- _Activity list_
(A) Name every organization or institution mentioned in the text about Play Day in Jamaica.
(B) Carry on the text about Play Day in Jamaica from its final sentence.

--- Text for analysis Enclosed Below ---

Play is a movement. Not only that it encourages Jamaican boys and girls to exercise their body and minds – but there is a growing awareness among adults of its importance for child development, and that they can join in too!
Like a game of classroom telephone that UNICEF was invited to play with first grade students at Half Way Tree Primary School in Kingston.
“Today is Play Day and we are having fun,” and “The boy is running.” These were the first and the last messages whispered amid much anticipation from one child’s mouth lent to the ear of the next. Naturally these two sentences wind up being completely different – but that is where the fun and the learning can be found.
More partners came to play in 2018
We had modeled for teachers how they could use this simple game to introduce or to review a topic as the class went on to focus on the nouns in each sentence. Next up were some old-time ring games that ensured maximum student participation, like Bull in the pen to the great enjoyment of the children and the teachers.
Play is a key right of all children and as such our aim is to see #PlayDayJA become established much like Read Across Jamaica Day earlier, when staff from workplaces across the island share their time with children. In fact, staff from numerous organisations were doing just that for Play Day yesterday; and UNICEF partner Talk Up Yout even started #PlayMattersJA to stretch play across the entire month of November. Thank you all!
All this effort complements the establishment by the Ministry of Health of its Games-Based Curriculum for grades 1-3. Not only schools but parents too can use the accompanying manual, which contains many enjoyable games to play – and create memorable moments at school and at home. For parents this can help strengthen their bonds with children and avoid communication challenges in later years.

--- End of Enclosed Text for analysis ---
--- Raw data Enclosed Below ---

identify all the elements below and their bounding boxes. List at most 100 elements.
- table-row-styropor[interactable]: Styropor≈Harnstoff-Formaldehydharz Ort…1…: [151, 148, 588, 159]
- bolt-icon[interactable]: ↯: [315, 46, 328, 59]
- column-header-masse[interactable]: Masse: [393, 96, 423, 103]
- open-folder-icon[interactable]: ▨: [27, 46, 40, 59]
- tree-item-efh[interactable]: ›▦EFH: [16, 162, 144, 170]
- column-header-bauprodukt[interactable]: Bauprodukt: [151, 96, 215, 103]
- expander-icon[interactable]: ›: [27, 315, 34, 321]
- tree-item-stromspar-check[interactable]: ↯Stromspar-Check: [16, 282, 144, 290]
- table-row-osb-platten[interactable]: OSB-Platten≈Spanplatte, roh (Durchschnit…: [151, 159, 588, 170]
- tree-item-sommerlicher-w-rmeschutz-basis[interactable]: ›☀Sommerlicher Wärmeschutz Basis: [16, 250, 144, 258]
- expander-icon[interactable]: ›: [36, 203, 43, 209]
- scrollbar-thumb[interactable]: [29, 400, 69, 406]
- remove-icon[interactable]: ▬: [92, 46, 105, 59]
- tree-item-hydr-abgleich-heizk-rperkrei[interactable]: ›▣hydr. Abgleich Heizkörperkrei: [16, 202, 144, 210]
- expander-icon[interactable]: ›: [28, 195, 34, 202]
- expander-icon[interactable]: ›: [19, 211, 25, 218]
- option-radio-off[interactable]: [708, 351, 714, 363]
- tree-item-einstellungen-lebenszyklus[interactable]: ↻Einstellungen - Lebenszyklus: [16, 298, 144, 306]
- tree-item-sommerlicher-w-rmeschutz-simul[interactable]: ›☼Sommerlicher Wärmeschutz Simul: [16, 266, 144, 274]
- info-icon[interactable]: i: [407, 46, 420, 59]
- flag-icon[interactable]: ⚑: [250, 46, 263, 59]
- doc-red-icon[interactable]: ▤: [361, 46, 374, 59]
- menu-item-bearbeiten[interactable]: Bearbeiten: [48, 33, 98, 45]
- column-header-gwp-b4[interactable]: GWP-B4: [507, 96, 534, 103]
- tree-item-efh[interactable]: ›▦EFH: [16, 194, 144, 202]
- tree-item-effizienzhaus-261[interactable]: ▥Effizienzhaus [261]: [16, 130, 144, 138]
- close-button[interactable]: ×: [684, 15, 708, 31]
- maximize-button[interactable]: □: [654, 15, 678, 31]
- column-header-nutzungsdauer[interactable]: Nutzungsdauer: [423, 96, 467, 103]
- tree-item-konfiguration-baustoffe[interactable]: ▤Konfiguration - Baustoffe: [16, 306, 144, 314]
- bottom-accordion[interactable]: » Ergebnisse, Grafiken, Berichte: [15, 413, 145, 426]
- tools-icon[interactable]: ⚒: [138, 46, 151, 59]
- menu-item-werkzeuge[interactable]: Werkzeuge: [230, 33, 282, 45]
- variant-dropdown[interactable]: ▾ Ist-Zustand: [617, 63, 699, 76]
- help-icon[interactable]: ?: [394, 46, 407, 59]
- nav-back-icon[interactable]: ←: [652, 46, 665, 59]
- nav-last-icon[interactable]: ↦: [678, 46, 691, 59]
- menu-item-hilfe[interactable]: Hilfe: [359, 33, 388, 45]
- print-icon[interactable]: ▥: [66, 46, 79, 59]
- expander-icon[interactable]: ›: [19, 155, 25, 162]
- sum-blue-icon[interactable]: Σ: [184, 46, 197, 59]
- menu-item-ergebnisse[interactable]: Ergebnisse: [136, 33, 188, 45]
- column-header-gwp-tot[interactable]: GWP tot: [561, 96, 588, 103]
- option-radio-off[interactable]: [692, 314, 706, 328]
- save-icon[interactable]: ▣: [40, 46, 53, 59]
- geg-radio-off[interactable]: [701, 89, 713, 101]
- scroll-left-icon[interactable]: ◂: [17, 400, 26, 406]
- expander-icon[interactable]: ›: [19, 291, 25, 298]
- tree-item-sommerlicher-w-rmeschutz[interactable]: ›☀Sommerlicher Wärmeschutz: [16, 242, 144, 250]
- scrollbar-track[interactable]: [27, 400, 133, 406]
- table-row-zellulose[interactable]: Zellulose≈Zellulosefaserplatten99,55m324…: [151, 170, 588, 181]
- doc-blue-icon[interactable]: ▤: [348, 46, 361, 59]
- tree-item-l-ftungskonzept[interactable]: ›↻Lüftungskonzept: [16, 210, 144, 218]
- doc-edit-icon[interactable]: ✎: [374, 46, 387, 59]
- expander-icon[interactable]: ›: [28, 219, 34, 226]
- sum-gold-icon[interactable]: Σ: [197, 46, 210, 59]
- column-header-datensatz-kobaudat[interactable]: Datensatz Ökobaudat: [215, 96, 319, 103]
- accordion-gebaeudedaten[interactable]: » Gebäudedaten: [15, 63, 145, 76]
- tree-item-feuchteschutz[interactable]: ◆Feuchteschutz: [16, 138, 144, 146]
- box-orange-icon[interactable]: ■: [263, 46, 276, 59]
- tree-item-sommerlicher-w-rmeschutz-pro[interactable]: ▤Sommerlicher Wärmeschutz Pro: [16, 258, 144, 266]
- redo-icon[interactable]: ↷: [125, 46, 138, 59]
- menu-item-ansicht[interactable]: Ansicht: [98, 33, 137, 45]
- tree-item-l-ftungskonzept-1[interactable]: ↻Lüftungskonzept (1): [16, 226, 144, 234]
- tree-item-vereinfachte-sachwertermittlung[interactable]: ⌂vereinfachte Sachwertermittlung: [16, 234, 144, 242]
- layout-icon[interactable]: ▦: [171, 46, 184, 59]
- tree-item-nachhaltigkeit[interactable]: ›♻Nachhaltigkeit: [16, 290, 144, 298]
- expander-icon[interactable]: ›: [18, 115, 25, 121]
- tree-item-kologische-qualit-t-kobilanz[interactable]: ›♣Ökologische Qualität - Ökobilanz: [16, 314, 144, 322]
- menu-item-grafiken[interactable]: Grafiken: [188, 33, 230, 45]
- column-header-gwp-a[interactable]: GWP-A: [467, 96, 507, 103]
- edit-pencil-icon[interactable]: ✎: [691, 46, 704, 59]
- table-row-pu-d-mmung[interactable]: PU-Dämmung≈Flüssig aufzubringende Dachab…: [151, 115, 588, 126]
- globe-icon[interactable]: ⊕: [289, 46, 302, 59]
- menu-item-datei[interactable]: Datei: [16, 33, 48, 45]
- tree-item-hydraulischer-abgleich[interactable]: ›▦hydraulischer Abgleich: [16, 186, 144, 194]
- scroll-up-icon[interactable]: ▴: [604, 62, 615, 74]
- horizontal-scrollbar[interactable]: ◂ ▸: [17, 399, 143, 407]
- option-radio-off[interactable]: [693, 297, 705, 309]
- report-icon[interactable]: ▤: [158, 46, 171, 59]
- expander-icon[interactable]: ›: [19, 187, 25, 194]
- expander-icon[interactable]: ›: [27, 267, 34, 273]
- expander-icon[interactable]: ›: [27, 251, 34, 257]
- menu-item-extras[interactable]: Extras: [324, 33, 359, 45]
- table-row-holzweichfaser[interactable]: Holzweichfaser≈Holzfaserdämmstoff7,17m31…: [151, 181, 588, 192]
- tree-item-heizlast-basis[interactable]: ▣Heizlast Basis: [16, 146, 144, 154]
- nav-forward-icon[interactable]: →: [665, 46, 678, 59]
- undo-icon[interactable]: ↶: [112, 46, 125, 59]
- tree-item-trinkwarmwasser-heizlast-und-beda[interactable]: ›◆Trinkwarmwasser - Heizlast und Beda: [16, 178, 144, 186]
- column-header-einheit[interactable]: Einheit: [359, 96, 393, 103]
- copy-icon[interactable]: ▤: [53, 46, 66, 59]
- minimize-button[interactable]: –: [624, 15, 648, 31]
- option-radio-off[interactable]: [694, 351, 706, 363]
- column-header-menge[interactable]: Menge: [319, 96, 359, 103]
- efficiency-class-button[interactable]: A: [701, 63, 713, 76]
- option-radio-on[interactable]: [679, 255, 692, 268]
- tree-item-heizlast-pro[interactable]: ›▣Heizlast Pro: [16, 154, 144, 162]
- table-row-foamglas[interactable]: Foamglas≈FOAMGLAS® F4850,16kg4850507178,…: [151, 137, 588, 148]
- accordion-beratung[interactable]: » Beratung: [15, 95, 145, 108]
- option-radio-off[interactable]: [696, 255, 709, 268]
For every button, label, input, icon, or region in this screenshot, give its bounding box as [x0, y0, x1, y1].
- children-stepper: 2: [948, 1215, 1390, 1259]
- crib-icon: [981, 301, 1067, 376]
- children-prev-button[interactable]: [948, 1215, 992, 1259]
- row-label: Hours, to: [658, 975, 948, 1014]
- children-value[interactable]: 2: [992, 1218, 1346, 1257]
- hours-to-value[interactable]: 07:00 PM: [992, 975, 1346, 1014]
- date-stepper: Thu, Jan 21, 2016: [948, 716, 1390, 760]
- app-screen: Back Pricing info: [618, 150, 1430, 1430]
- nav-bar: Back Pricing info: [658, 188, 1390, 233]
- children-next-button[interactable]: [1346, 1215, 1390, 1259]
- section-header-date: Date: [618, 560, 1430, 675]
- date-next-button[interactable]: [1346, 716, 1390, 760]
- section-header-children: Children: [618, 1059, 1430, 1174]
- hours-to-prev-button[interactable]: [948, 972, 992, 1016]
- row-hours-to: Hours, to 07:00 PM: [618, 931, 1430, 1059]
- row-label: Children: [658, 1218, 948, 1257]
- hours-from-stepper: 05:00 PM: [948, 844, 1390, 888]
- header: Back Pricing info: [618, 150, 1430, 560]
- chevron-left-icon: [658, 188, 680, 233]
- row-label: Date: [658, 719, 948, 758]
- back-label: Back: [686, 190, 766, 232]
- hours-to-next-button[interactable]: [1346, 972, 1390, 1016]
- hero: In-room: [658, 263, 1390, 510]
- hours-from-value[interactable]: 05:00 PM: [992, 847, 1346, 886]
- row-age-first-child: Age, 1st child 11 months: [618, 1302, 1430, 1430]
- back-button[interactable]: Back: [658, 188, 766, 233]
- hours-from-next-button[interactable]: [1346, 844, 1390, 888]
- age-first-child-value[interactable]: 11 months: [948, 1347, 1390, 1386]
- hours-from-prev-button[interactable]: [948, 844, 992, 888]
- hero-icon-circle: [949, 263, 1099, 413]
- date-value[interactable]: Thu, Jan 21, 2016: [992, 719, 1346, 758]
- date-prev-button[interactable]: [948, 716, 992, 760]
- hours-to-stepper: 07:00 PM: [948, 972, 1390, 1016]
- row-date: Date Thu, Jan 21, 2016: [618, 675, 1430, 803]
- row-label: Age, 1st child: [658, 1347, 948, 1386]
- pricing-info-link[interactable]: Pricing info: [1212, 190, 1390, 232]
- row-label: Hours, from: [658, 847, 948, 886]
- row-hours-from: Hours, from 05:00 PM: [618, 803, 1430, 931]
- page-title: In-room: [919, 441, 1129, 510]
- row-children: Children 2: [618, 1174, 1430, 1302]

--- End of Enclosed Raw data ---

- _Answers to the exercises_
(A) UNICEF, Half Way Tree Primary School, Talk Up Yout, Ministry of Health

(B)
Benefits of play last throughout life
At UNICEF we’ve seen firsthand how powerful play can be through our EduSport partnership with the Treasure Beach-based Breds Foundation. The children simply light up on EduSport days. Attendance is higher and aggression is lower because play releases stress at all ages; their time on task in class is better and key literacy and numeracy concepts are reinforced.
Beyond the fun, child’s play has a serious implications for later life. During the first 1,000 days of life a child’s brain is twice as active as an adult. As the groundbreaking ‘Jamaica Study’ found, quality early childhood intervention increase earnings as an adult by 25 per cent.
Early Moments Matter and play has a vital role! It is the way a child learns how to understand his or her world and in many ways him or herself. Play not only builds a child’s sense of self-worth, it builds essential life skills – physical, social, cognitive and emotional.
To all Jamaican children and adults alike – UNICEF looks forward to setting our next ‘play date’ together!